What you are asked to do:
Scan the entries below for the word "Sales". Copy each line that has it.

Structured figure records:
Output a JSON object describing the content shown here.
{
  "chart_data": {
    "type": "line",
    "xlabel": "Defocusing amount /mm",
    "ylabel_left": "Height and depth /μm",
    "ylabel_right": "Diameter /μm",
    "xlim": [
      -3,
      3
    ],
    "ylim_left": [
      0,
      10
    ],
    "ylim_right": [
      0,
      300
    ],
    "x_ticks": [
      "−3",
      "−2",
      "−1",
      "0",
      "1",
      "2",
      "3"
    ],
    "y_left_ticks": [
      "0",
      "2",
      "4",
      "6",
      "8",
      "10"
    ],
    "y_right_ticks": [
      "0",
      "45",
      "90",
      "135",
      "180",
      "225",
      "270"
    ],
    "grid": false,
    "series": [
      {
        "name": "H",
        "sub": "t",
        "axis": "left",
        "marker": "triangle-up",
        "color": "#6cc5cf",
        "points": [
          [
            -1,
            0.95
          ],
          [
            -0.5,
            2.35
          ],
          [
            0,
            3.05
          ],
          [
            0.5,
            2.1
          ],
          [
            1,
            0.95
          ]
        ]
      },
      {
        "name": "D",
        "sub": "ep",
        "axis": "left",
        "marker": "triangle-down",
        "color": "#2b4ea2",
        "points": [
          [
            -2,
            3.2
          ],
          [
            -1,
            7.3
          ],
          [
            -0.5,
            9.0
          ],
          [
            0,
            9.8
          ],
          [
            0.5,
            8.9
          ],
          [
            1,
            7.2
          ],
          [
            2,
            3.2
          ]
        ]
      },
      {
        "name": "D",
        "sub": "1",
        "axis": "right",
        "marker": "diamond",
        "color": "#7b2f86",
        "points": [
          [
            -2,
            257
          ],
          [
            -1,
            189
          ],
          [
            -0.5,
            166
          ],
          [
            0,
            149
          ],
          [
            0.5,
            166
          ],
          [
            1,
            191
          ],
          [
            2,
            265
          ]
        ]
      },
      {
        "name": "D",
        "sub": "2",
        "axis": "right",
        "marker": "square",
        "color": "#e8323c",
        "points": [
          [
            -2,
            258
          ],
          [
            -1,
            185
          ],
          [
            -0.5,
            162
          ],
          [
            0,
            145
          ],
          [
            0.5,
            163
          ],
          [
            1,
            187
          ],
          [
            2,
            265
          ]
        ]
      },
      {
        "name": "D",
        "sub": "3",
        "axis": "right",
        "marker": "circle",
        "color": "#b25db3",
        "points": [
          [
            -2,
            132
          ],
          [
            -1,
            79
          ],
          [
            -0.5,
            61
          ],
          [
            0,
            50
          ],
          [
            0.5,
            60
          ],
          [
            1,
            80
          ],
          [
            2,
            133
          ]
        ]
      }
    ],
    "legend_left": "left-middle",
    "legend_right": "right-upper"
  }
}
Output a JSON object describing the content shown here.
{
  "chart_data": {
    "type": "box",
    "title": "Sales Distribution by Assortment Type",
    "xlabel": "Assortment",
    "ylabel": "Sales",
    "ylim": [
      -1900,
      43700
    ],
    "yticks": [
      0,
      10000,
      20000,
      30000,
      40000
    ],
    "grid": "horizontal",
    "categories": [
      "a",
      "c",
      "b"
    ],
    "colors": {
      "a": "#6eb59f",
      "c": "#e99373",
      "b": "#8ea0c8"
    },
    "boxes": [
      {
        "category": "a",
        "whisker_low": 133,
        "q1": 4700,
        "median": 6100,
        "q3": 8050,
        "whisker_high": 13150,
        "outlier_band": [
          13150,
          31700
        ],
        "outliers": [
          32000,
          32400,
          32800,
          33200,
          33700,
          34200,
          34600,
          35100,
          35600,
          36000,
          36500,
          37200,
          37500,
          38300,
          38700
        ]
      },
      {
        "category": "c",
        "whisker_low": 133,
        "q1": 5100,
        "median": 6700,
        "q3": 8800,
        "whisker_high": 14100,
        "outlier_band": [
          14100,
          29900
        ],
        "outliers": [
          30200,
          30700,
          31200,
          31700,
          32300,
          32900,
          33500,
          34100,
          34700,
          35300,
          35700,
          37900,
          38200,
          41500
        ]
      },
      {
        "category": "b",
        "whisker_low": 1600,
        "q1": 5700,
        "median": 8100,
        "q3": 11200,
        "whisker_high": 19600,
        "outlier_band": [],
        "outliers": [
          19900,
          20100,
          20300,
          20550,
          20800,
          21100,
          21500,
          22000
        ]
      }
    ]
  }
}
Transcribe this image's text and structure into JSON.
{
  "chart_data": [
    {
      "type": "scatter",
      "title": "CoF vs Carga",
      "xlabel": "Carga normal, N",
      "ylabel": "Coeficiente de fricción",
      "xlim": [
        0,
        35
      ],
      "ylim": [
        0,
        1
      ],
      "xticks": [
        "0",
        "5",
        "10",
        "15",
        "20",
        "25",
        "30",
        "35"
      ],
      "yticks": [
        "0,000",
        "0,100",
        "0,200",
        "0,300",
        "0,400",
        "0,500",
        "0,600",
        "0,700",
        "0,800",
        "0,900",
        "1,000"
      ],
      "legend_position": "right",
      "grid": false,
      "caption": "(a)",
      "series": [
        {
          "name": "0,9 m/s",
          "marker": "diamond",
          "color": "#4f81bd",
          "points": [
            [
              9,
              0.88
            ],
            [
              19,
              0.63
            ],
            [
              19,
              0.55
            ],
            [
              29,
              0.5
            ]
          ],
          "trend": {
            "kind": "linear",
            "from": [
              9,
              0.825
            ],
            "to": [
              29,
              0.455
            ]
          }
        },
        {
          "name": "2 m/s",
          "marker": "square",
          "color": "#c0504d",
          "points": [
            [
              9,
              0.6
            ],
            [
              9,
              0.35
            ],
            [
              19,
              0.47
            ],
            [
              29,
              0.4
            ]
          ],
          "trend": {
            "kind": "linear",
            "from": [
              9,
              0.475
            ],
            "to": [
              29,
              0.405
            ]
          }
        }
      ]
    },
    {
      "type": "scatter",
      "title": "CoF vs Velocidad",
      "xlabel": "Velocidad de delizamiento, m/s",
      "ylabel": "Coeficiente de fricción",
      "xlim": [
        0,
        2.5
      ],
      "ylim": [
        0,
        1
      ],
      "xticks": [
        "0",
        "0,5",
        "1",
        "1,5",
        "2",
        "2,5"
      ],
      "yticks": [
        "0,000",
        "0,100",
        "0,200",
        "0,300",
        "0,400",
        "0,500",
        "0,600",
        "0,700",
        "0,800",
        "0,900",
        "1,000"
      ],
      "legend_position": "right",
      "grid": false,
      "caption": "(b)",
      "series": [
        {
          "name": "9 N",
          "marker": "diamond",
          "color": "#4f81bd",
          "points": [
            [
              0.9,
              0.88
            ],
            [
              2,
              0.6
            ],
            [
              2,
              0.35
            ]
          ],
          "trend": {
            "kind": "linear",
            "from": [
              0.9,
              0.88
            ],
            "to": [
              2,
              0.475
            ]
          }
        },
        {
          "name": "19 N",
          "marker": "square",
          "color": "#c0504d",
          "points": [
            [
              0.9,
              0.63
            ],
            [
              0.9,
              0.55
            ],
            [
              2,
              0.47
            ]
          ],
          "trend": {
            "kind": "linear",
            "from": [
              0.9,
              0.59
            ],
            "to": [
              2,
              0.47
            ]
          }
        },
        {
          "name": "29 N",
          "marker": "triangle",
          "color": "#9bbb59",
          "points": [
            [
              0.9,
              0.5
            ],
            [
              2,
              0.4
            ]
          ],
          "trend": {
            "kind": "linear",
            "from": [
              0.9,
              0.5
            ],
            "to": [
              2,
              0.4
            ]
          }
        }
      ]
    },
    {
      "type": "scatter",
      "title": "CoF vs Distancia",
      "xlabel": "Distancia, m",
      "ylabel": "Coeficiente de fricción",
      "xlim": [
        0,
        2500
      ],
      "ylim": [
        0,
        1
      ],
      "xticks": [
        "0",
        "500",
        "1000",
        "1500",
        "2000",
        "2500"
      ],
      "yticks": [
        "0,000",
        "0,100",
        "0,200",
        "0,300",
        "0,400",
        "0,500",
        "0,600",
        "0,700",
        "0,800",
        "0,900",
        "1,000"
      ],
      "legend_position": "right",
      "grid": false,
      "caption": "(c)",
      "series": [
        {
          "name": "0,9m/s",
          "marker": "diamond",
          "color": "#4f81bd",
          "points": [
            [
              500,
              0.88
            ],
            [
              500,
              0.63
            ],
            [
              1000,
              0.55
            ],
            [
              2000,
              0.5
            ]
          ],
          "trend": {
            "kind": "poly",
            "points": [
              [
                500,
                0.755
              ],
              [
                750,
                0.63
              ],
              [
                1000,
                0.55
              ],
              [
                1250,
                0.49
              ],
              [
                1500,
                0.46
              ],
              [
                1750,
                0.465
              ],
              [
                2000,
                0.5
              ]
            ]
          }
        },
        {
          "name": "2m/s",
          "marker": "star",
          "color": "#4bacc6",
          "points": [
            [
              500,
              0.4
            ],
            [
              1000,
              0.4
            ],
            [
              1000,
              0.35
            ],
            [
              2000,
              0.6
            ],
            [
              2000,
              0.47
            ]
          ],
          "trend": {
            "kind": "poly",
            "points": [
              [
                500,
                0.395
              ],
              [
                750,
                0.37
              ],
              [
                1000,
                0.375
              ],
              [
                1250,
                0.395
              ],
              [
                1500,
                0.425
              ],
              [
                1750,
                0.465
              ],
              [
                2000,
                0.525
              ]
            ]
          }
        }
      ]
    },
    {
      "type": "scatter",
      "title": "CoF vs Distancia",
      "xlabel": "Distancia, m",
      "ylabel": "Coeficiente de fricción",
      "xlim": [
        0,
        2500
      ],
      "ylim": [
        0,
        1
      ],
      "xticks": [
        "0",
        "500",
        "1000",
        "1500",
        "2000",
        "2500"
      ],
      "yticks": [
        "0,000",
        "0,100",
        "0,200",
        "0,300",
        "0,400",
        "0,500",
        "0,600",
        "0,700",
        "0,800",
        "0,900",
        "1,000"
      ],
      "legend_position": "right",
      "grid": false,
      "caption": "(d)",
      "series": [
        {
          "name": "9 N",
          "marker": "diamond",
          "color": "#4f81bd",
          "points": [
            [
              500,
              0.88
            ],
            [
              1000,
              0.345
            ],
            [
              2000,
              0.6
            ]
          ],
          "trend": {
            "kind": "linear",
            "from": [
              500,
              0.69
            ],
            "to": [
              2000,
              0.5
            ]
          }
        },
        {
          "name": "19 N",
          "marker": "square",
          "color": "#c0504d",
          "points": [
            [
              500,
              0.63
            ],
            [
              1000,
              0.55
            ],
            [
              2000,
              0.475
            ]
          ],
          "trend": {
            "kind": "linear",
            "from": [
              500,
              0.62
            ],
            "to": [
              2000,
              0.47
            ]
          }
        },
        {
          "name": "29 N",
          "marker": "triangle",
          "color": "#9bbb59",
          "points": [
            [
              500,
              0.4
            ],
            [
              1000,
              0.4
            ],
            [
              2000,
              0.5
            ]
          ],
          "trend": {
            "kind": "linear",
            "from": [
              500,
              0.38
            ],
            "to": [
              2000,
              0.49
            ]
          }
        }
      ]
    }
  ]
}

Written reply:
    "title": "Sales Distribution by Assortment Type",
    "ylabel": "Sales",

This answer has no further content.